SUPPLIED DATA:
----------

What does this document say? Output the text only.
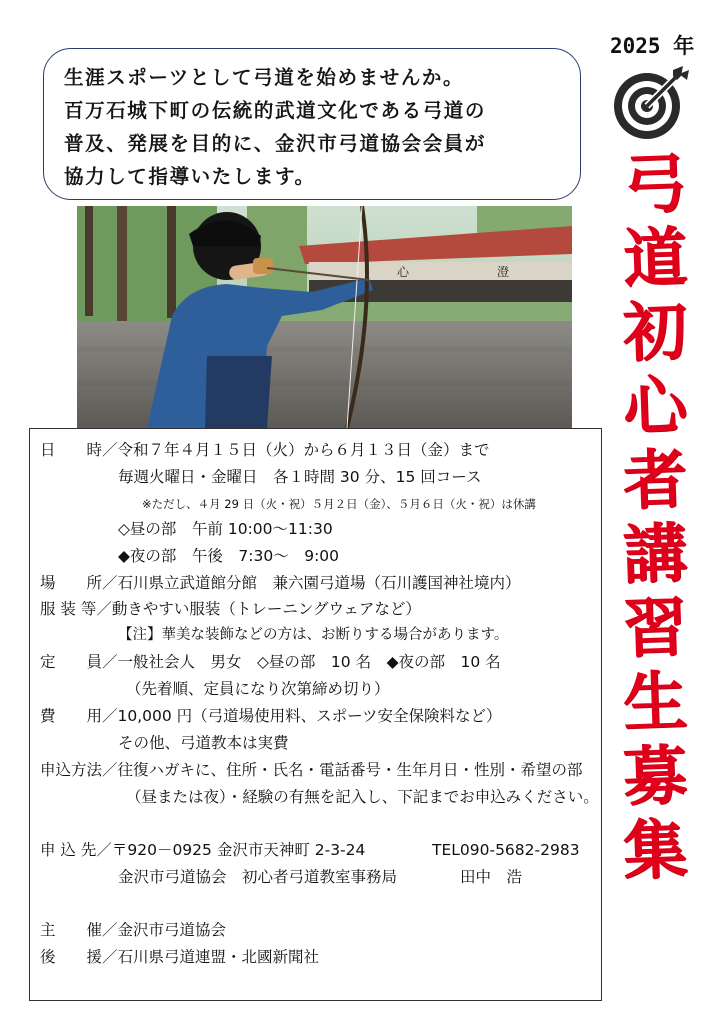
2025 年
弓
道
初
心
者
講
習
生
募
集

生涯スポーツとして弓道を始めませんか。

百万石城下町の伝統的武道文化である弓道の

普及、発展を目的に、金沢市弓道協会会員が

協力して指導いたします。

心	澄
日　　時／令和７年４月１５日（火）から６月１３日（金）まで
毎週火曜日・金曜日　各１時間 30 分、15 回コース
※ただし、４月 29 日（火・祝）５月２日（金）、５月６日（火・祝）は休講
◇昼の部　午前 10:00～11:30
◆夜の部　午後　7:30～　9:00
場　　所／石川県立武道館分館　兼六園弓道場（石川護国神社境内）
服 装 等／動きやすい服装（トレーニングウェアなど）
【注】華美な装飾などの方は、お断りする場合があります。
定　　員／一般社会人　男女　◇昼の部　10 名　◆夜の部　10 名
（先着順、定員になり次第締め切り）
費　　用／10,000 円（弓道場使用料、スポーツ安全保険料など）
その他、弓道教本は実費
申込方法／往復ハガキに、住所・氏名・電話番号・生年月日・性別・希望の部
（昼または夜）・経験の有無を記入し、下記までお申込みください。
申 込 先／〒920－0925 金沢市天神町 2-3-24	TEL090-5682-2983
金沢市弓道協会　初心者弓道教室事務局	田中　浩
主　　催／金沢市弓道協会
後　　援／石川県弓道連盟・北國新聞社
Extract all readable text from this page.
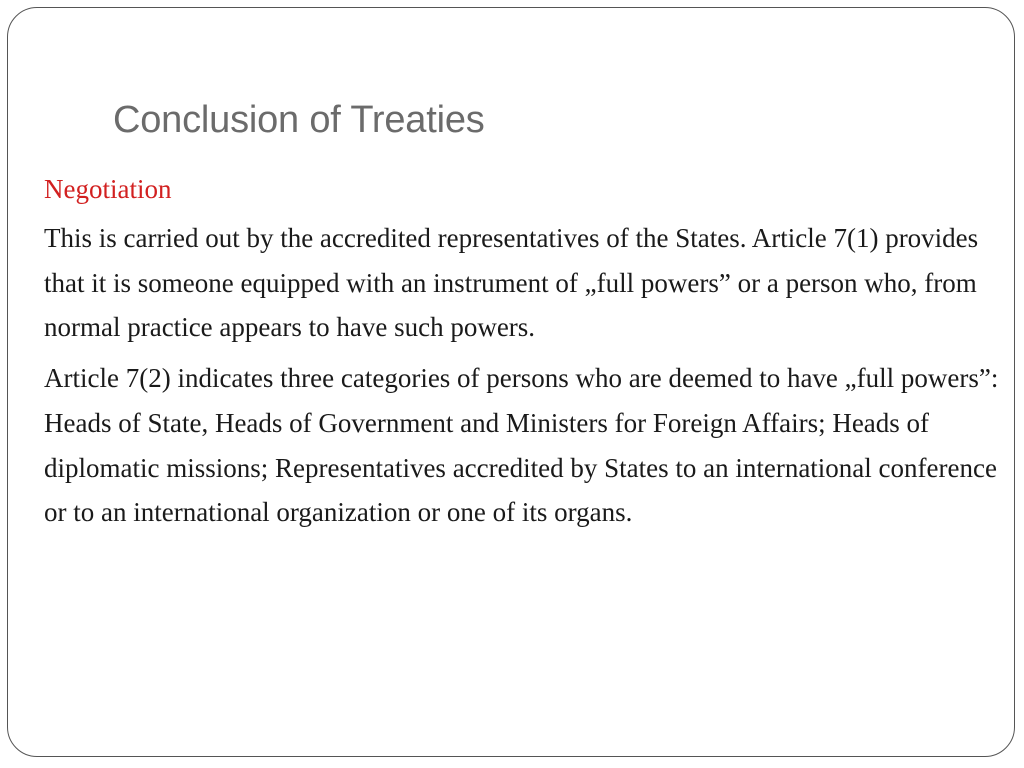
Conclusion of Treaties

Negotiation

This is carried out by the accredited representatives of the States. Article 7(1) provides that it is someone equipped with an instrument of „full powers” or a person who, from normal practice appears to have such powers.

Article 7(2) indicates three categories of persons who are deemed to have „full powers”: Heads of State, Heads of Government and Ministers for Foreign Affairs; Heads of diplomatic missions; Representatives accredited by States to an international conference or to an international organization or one of its organs.
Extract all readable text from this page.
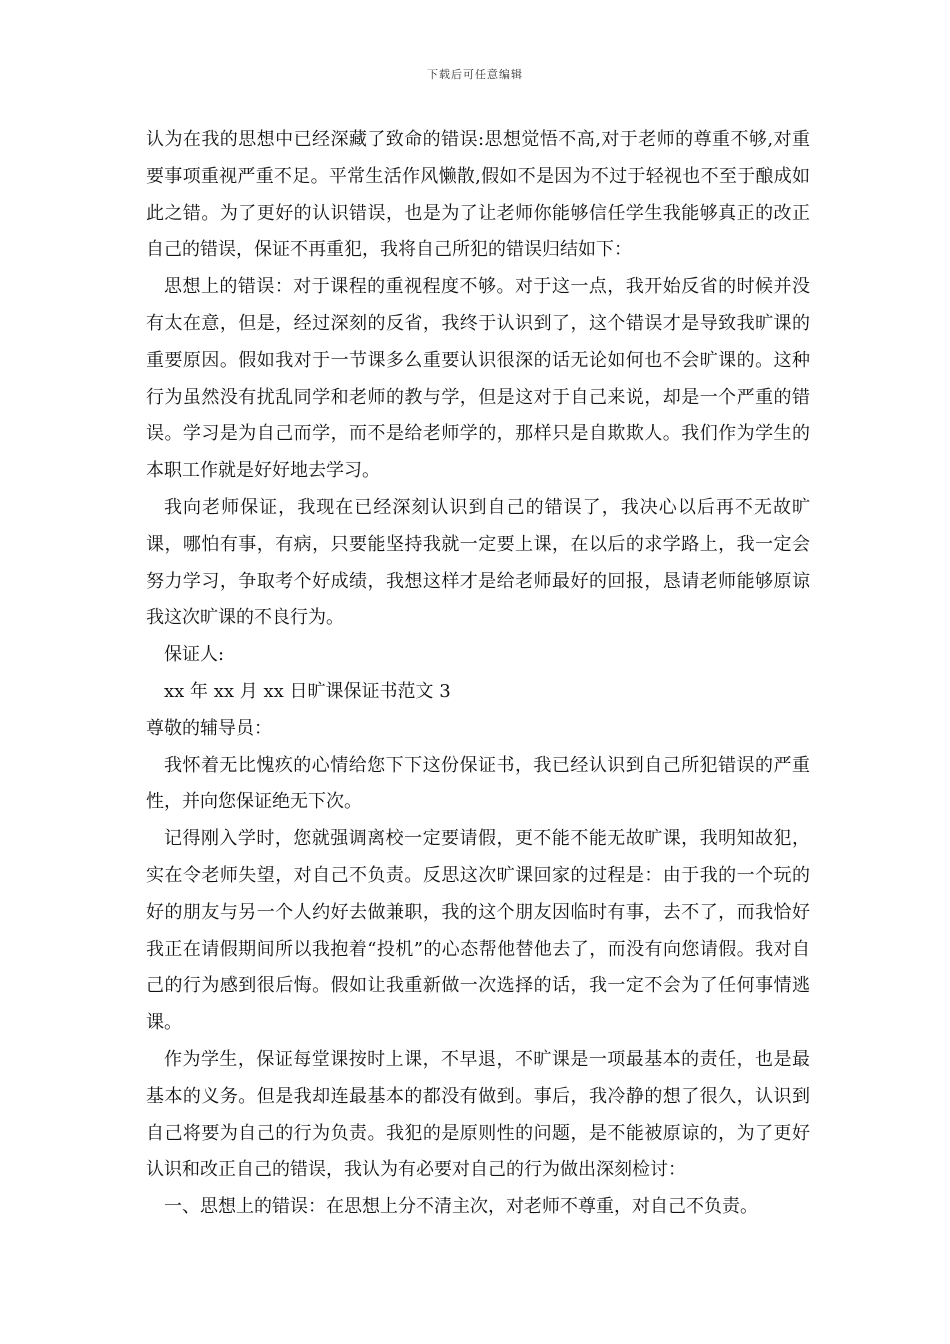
下载后可任意编辑

认为在我的思想中已经深藏了致命的错误:思想觉悟不高,对于老师的尊重不够,对重要事项重视严重不足。平常生活作风懒散,假如不是因为不过于轻视也不至于酿成如此之错。为了更好的认识错误，也是为了让老师你能够信任学生我能够真正的改正自己的错误，保证不再重犯，我将自己所犯的错误归结如下：

思想上的错误：对于课程的重视程度不够。对于这一点，我开始反省的时候并没有太在意，但是，经过深刻的反省，我终于认识到了，这个错误才是导致我旷课的重要原因。假如我对于一节课多么重要认识很深的话无论如何也不会旷课的。这种行为虽然没有扰乱同学和老师的教与学，但是这对于自己来说，却是一个严重的错误。学习是为自己而学，而不是给老师学的，那样只是自欺欺人。我们作为学生的本职工作就是好好地去学习。

我向老师保证，我现在已经深刻认识到自己的错误了，我决心以后再不无故旷课，哪怕有事，有病，只要能坚持我就一定要上课，在以后的求学路上，我一定会努力学习，争取考个好成绩，我想这样才是给老师最好的回报，恳请老师能够原谅我这次旷课的不良行为。

保证人:

xx 年 xx 月 xx 日旷课保证书范文 3

尊敬的辅导员：

我怀着无比愧疚的心情给您下下这份保证书，我已经认识到自己所犯错误的严重性，并向您保证绝无下次。

记得刚入学时，您就强调离校一定要请假，更不能不能无故旷课，我明知故犯，实在令老师失望，对自己不负责。反思这次旷课回家的过程是：由于我的一个玩的好的朋友与另一个人约好去做兼职，我的这个朋友因临时有事，去不了，而我恰好我正在请假期间所以我抱着“投机”的心态帮他替他去了，而没有向您请假。我对自己的行为感到很后悔。假如让我重新做一次选择的话，我一定不会为了任何事情逃课。

作为学生，保证每堂课按时上课，不早退，不旷课是一项最基本的责任，也是最基本的义务。但是我却连最基本的都没有做到。事后，我冷静的想了很久，认识到自己将要为自己的行为负责。我犯的是原则性的问题，是不能被原谅的，为了更好认识和改正自己的错误，我认为有必要对自己的行为做出深刻检讨：

一、思想上的错误：在思想上分不清主次，对老师不尊重，对自己不负责。
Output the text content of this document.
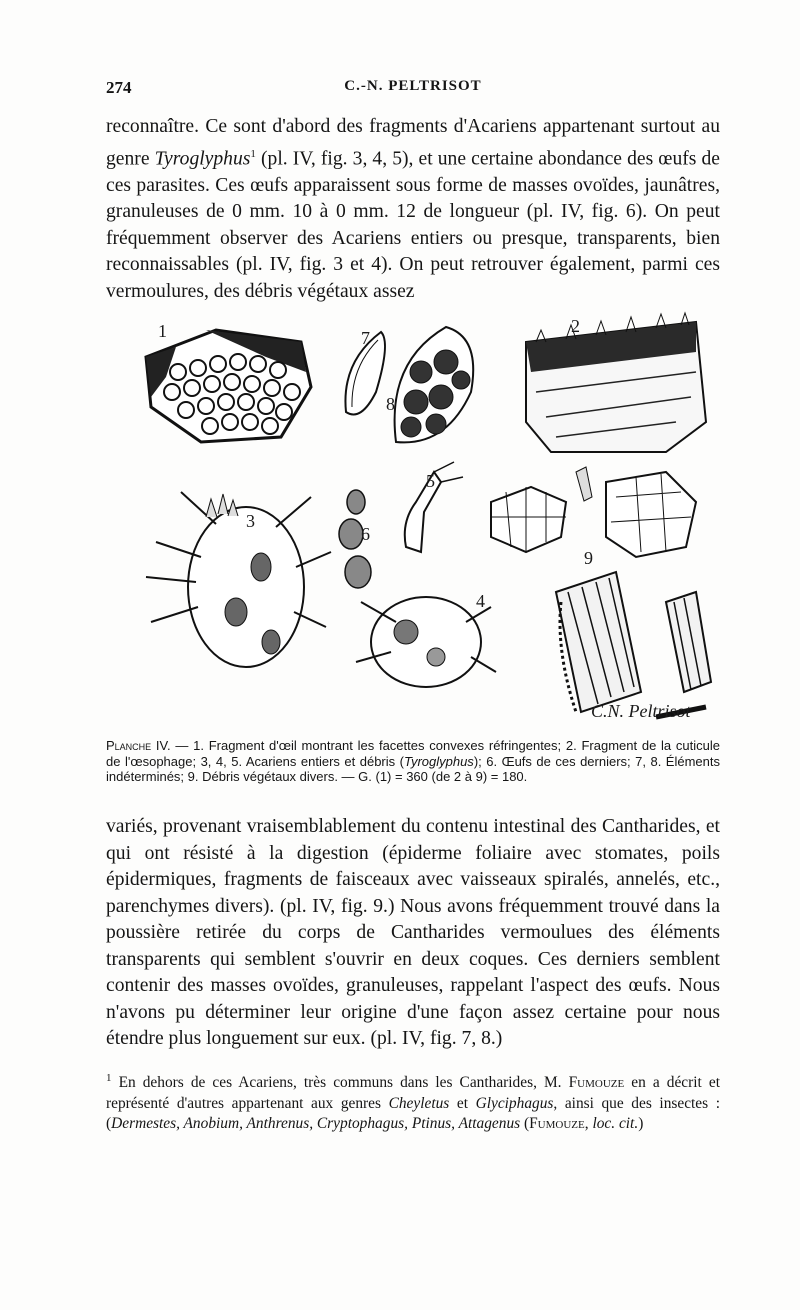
274	C.-N. PELTRISOT

reconnaître. Ce sont d'abord des fragments d'Acariens appartenant surtout au genre Tyroglyphus$^1$ (pl. IV, fig. 3, 4, 5), et une certaine abondance des œufs de ces parasites. Ces œufs apparaissent sous forme de masses ovoïdes, jaunâtres, granuleuses de 0 mm. 10 à 0 mm. 12 de longueur (pl. IV, fig. 6). On peut fréquemment observer des Acariens entiers ou presque, transparents, bien reconnaissables (pl. IV, fig. 3 et 4). On peut retrouver également, parmi ces vermoulures, des débris végétaux assez

C.N. Peltrisot
1	2
3
4
5
6
7
8
9

Planche IV. — 1. Fragment d'œil montrant les facettes convexes réfringentes; 2. Fragment de la cuticule de l'œsophage; 3, 4, 5. Acariens entiers et débris (Tyroglyphus); 6. Œufs de ces derniers; 7, 8. Éléments indéterminés; 9. Débris végétaux divers. — G. (1) = 360 (de 2 à 9) = 180.

variés, provenant vraisemblablement du contenu intestinal des Cantharides, et qui ont résisté à la digestion (épiderme foliaire avec stomates, poils épidermiques, fragments de faisceaux avec vaisseaux spiralés, annelés, etc., parenchymes divers). (pl. IV, fig. 9.) Nous avons fréquemment trouvé dans la poussière retirée du corps de Cantharides vermoulues des éléments transparents qui semblent s'ouvrir en deux coques. Ces derniers semblent contenir des masses ovoïdes, granuleuses, rappelant l'aspect des œufs. Nous n'avons pu déterminer leur origine d'une façon assez certaine pour nous étendre plus longuement sur eux. (pl. IV, fig. 7, 8.)

$^1$ En dehors de ces Acariens, très communs dans les Cantharides, M. Fumouze en a décrit et représenté d'autres appartenant aux genres Cheyletus et Glyciphagus, ainsi que des insectes : (Dermestes, Anobium, Anthrenus, Cryptophagus, Ptinus, Attagenus (Fumouze, loc. cit.)
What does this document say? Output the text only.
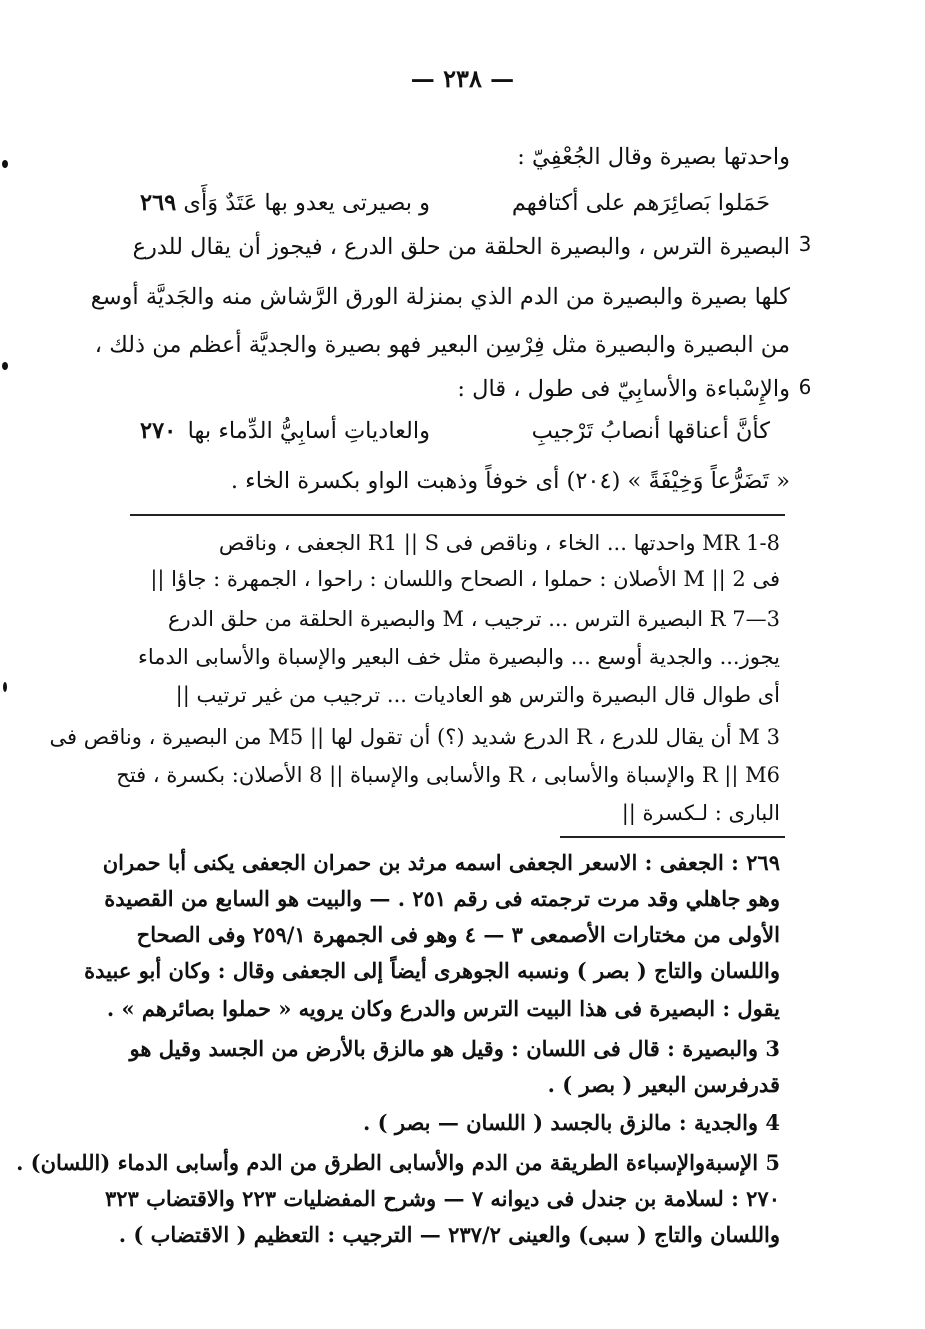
— ٢٣٨ —
واحدتها بصيرة وقال الجُعْفِيّ :
حَمَلوا بَصائِرَهم على أكتافهم
و بصيرتى يعدو بها عَتَدٌ وَأَى
٢٦٩
البصيرة الترس ، والبصيرة الحلقة من حلق الدرع ، فيجوز أن يقال للدرع
كلها بصيرة والبصيرة من الدم الذي بمنزلة الورق الرَّشاش منه والجَديَّة أوسع
من البصيرة والبصيرة مثل فِرْسِن البعير فهو بصيرة والجديَّة أعظم من ذلك ،
والإِسْباءة والأسابِيّ فى طول ، قال :
كأنَّ أعناقها أنصابُ تَرْجيبِ
والعادياتِ أسابِيُّ الدِّماء بها
٢٧٠
« تَضَرُّعاً وَخِيْفَةً » (٢٠٤) أى خوفاً وذهبت الواو بكسرة الخاء .
3
6
1-8 MR واحدتها ... الخاء ، وناقص فى R1 || S الجعفى ، وناقص
فى M || 2 الأصلان : حملوا ، الصحاح واللسان : راحوا ، الجمهرة : جاؤا ||
3—7 R البصيرة الترس ... ترجيب ، M والبصيرة الحلقة من حلق الدرع
يجوز... والجدية أوسع ... والبصيرة مثل خف البعير والإسباة والأسابى الدماء
أى طوال قال البصيرة والترس هو العاديات ... ترجيب من غير ترتيب ||
3 M أن يقال للدرع ، R الدرع شديد (؟) أن تقول لها || M5 من البصيرة ، وناقص فى
R || M6 والإسباة والأسابى ، R والأسابى والإسباة || 8 الأصلان: بكسرة ، فتح
البارى : لـكسرة ||
٢٦٩ : الجعفى : الاسعر الجعفى اسمه مرثد بن حمران الجعفى يكنى أبا حمران
وهو جاهلي وقد مرت ترجمته فى رقم ٢٥١ . — والبيت هو السابع من القصيدة
الأولى من مختارات الأصمعى ٣ — ٤ وهو فى الجمهرة ٢٥٩/١ وفى الصحاح
واللسان والتاج ( بصر ) ونسبه الجوهرى أيضاً إلى الجعفى وقال : وكان أبو عبيدة
يقول : البصيرة فى هذا البيت الترس والدرع وكان يرويه « حملوا بصائرهم » .
3 والبصيرة : قال فى اللسان : وقيل هو مالزق بالأرض من الجسد وقيل هو
قدرفرسن البعير ( بصر ) .
4 والجدية : مالزق بالجسد ( اللسان — بصر ) .
5 الإسبةوالإسباءة الطريقة من الدم والأسابى الطرق من الدم وأسابى الدماء (اللسان) .
٢٧٠ : لسلامة بن جندل فى ديوانه ٧ — وشرح المفضليات ٢٢٣ والاقتضاب ٣٢٣
واللسان والتاج ( سبى) والعينى ٢٣٧/٢ — الترجيب : التعظيم ( الاقتضاب ) .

----------

EXERCISE GOAL:
The word "واللسان" may occur in lines of the records. Report how many such lines there are, giving only the number.

WORKED ANSWER:
3